Only the lines from the one containing "Give me a plain-text" through the end of the records should be retyped, exactly and including both ends; pictures stay out.

## RECORDS SHOWN
* start *
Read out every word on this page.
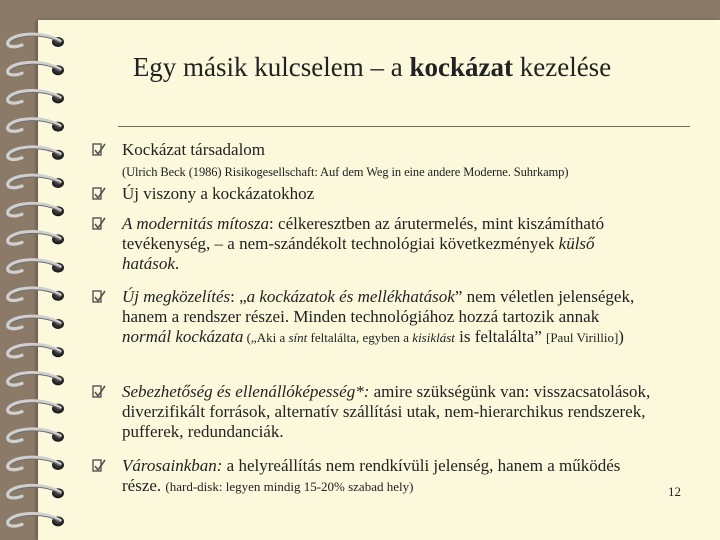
Egy másik kulcselem – a kockázat kezelése
Kockázat társadalom
(Ulrich Beck (1986) Risikogesellschaft: Auf dem Weg in eine andere Moderne. Suhrkamp)
Új viszony a kockázatokhoz
A modernitás mítosza: célkeresztben az árutermelés, mint kiszámítható tevékenység, – a nem-szándékolt technológiai következmények külső hatások.
Új megközelítés: „a kockázatok és mellékhatások” nem véletlen jelenségek, hanem a rendszer részei. Minden technológiához hozzá tartozik annak normál kockázata („Aki a sínt feltalálta, egyben a kisiklást is feltalálta” [Paul Virillio])
Sebezhetőség és ellenállóképesség*: amire szükségünk van: visszacsatolások, diverzifikált források, alternatív szállítási utak, nem-hierarchikus rendszerek, pufferek, redundanciák.
Városainkban: a helyreállítás nem rendkívüli jelenség, hanem a működés része. (hard-disk: legyen mindig 15-20% szabad hely)	12
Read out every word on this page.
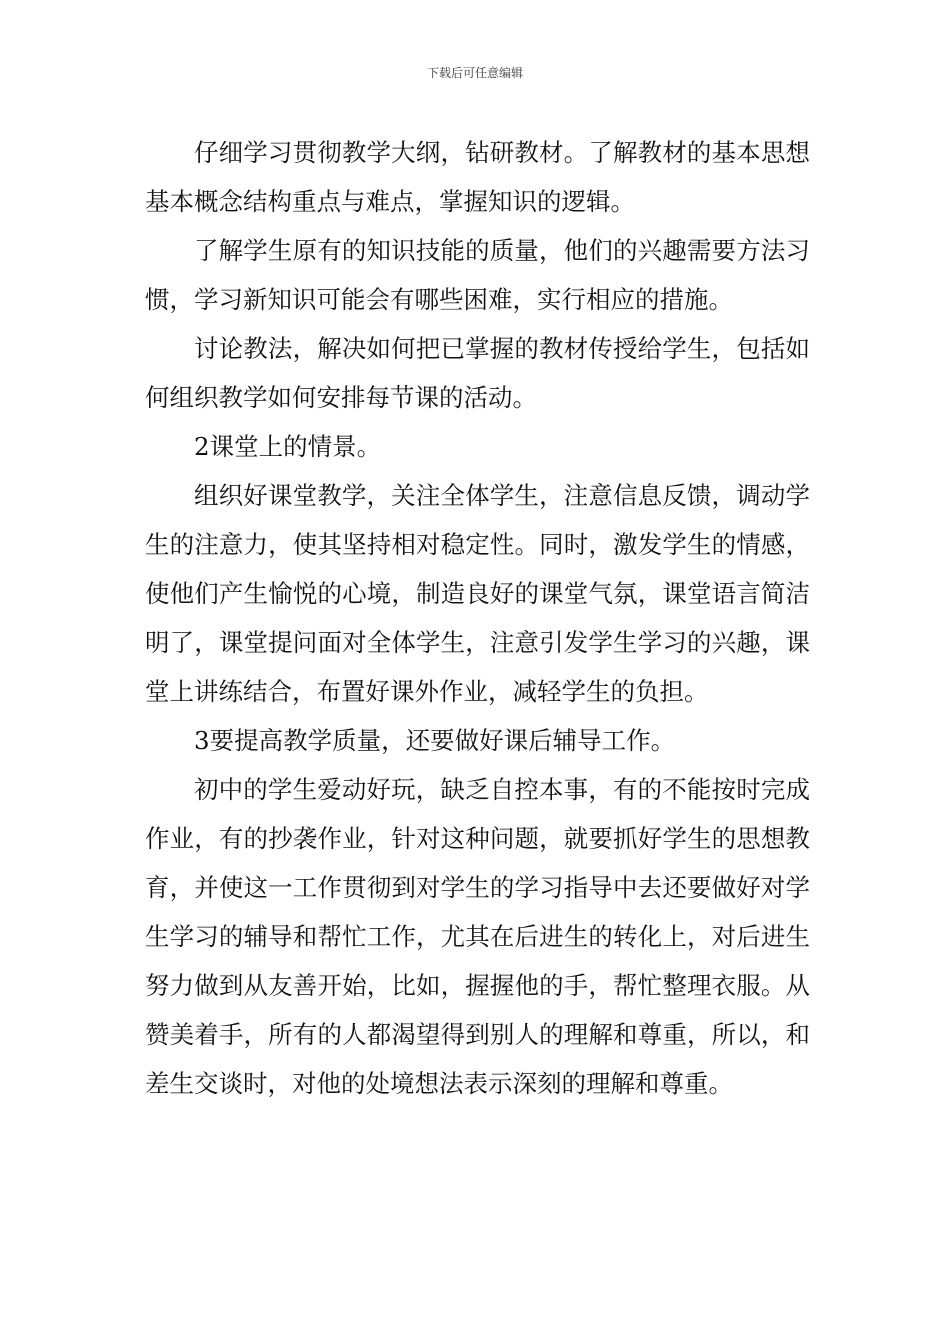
下载后可任意编辑

仔细学习贯彻教学大纲，钻研教材。了解教材的基本思想基本概念结构重点与难点，掌握知识的逻辑。

了解学生原有的知识技能的质量，他们的兴趣需要方法习惯，学习新知识可能会有哪些困难，实行相应的措施。

讨论教法，解决如何把已掌握的教材传授给学生，包括如何组织教学如何安排每节课的活动。

2课堂上的情景。

组织好课堂教学，关注全体学生，注意信息反馈，调动学生的注意力，使其坚持相对稳定性。同时，激发学生的情感，使他们产生愉悦的心境，制造良好的课堂气氛，课堂语言简洁明了，课堂提问面对全体学生，注意引发学生学习的兴趣，课堂上讲练结合，布置好课外作业，减轻学生的负担。

3要提高教学质量，还要做好课后辅导工作。

初中的学生爱动好玩，缺乏自控本事，有的不能按时完成作业，有的抄袭作业，针对这种问题，就要抓好学生的思想教育，并使这一工作贯彻到对学生的学习指导中去还要做好对学生学习的辅导和帮忙工作，尤其在后进生的转化上，对后进生努力做到从友善开始，比如，握握他的手，帮忙整理衣服。从赞美着手，所有的人都渴望得到别人的理解和尊重，所以，和差生交谈时，对他的处境想法表示深刻的理解和尊重。
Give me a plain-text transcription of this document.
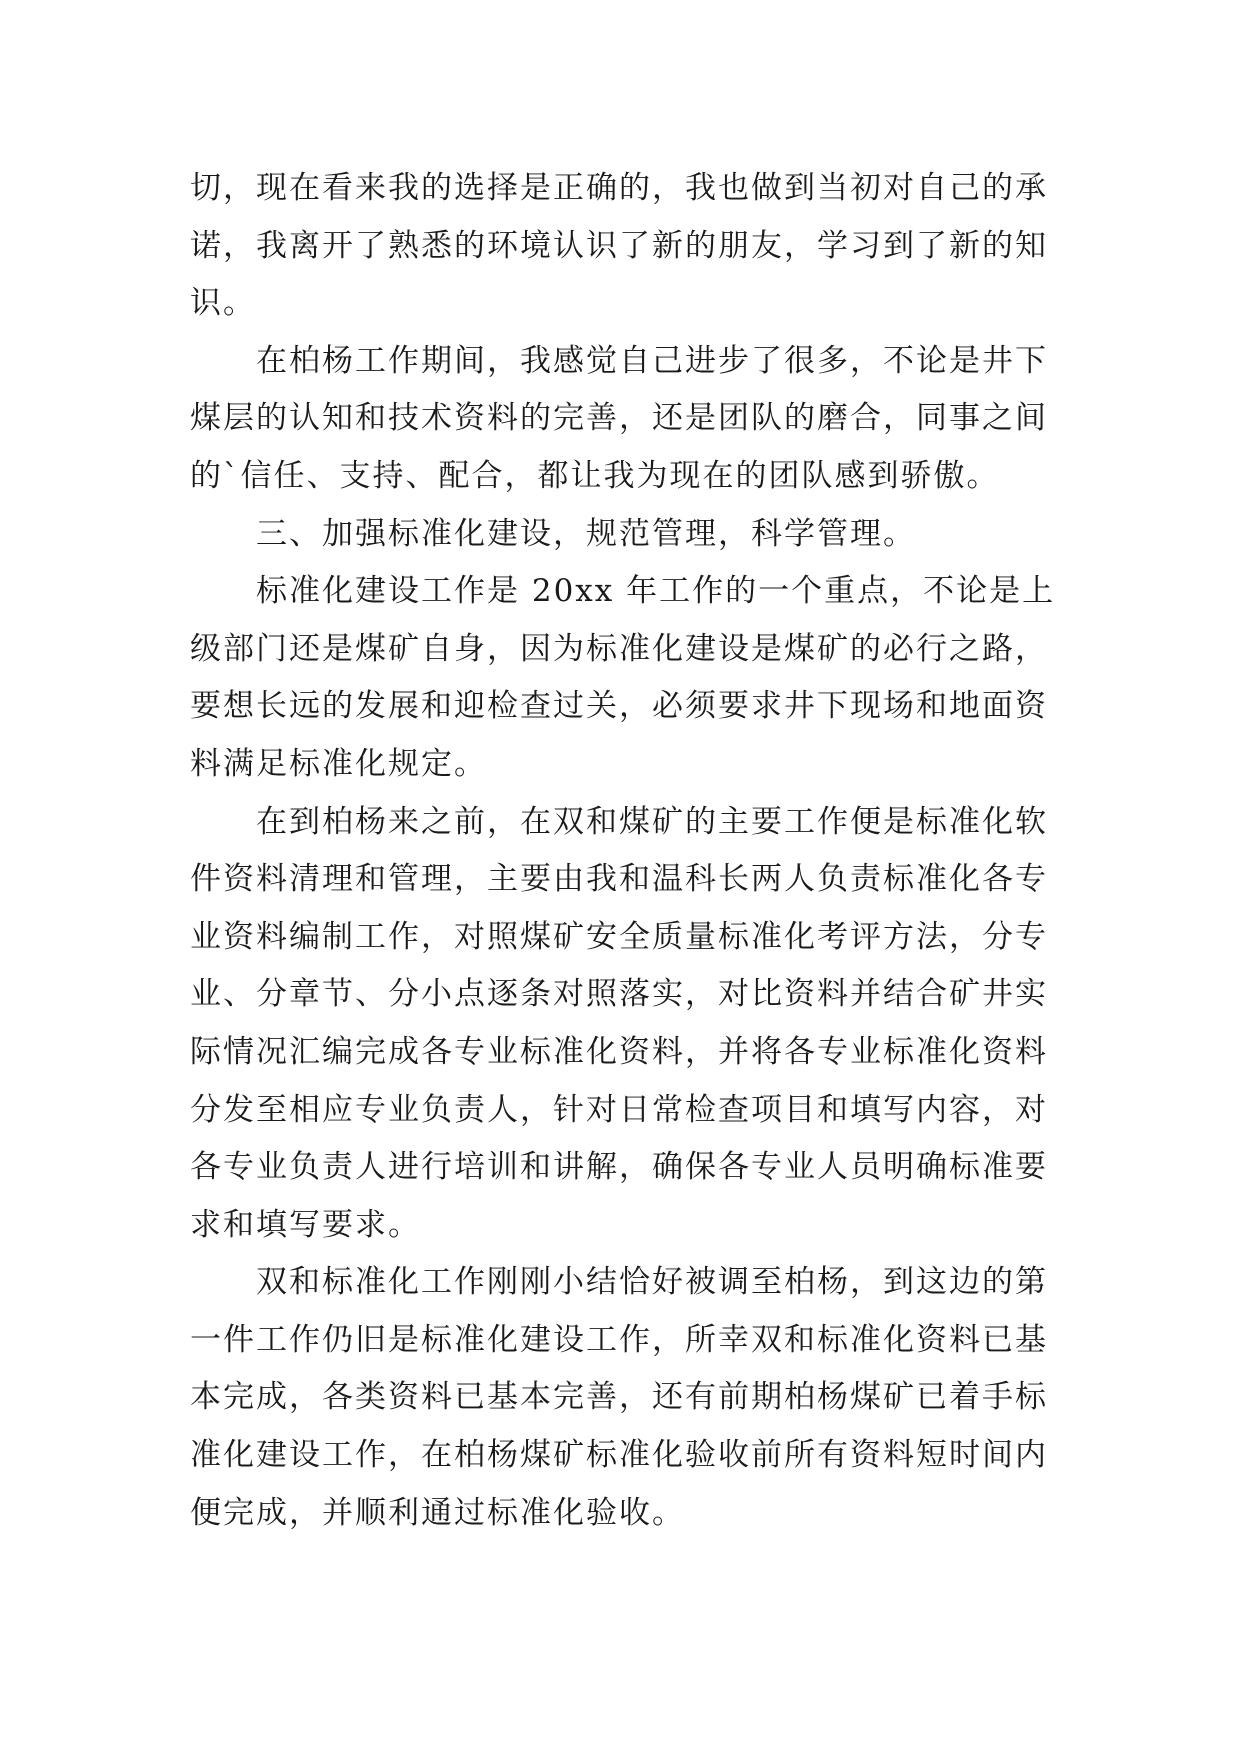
切，现在看来我的选择是正确的，我也做到当初对自己的承
诺，我离开了熟悉的环境认识了新的朋友，学习到了新的知
识。
　　在柏杨工作期间，我感觉自己进步了很多，不论是井下
煤层的认知和技术资料的完善，还是团队的磨合，同事之间
的`信任、支持、配合，都让我为现在的团队感到骄傲。
　　三、加强标准化建设，规范管理，科学管理。
　　标准化建设工作是 20xx 年工作的一个重点，不论是上
级部门还是煤矿自身，因为标准化建设是煤矿的必行之路，
要想长远的发展和迎检查过关，必须要求井下现场和地面资
料满足标准化规定。
　　在到柏杨来之前，在双和煤矿的主要工作便是标准化软
件资料清理和管理，主要由我和温科长两人负责标准化各专
业资料编制工作，对照煤矿安全质量标准化考评方法，分专
业、分章节、分小点逐条对照落实，对比资料并结合矿井实
际情况汇编完成各专业标准化资料，并将各专业标准化资料
分发至相应专业负责人，针对日常检查项目和填写内容，对
各专业负责人进行培训和讲解，确保各专业人员明确标准要
求和填写要求。
　　双和标准化工作刚刚小结恰好被调至柏杨，到这边的第
一件工作仍旧是标准化建设工作，所幸双和标准化资料已基
本完成，各类资料已基本完善，还有前期柏杨煤矿已着手标
准化建设工作，在柏杨煤矿标准化验收前所有资料短时间内
便完成，并顺利通过标准化验收。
* end *
## PROBLEM SOLUTION
Give me a plain-text transcription of this document.
切，现在看来我的选择是正确的，我也做到当初对自己的承
诺，我离开了熟悉的环境认识了新的朋友，学习到了新的知
识。
　　在柏杨工作期间，我感觉自己进步了很多，不论是井下
煤层的认知和技术资料的完善，还是团队的磨合，同事之间
的`信任、支持、配合，都让我为现在的团队感到骄傲。
　　三、加强标准化建设，规范管理，科学管理。
　　标准化建设工作是 20xx 年工作的一个重点，不论是上
级部门还是煤矿自身，因为标准化建设是煤矿的必行之路，
要想长远的发展和迎检查过关，必须要求井下现场和地面资
料满足标准化规定。
　　在到柏杨来之前，在双和煤矿的主要工作便是标准化软
件资料清理和管理，主要由我和温科长两人负责标准化各专
业资料编制工作，对照煤矿安全质量标准化考评方法，分专
业、分章节、分小点逐条对照落实，对比资料并结合矿井实
际情况汇编完成各专业标准化资料，并将各专业标准化资料
分发至相应专业负责人，针对日常检查项目和填写内容，对
各专业负责人进行培训和讲解，确保各专业人员明确标准要
求和填写要求。
　　双和标准化工作刚刚小结恰好被调至柏杨，到这边的第
一件工作仍旧是标准化建设工作，所幸双和标准化资料已基
本完成，各类资料已基本完善，还有前期柏杨煤矿已着手标
准化建设工作，在柏杨煤矿标准化验收前所有资料短时间内
便完成，并顺利通过标准化验收。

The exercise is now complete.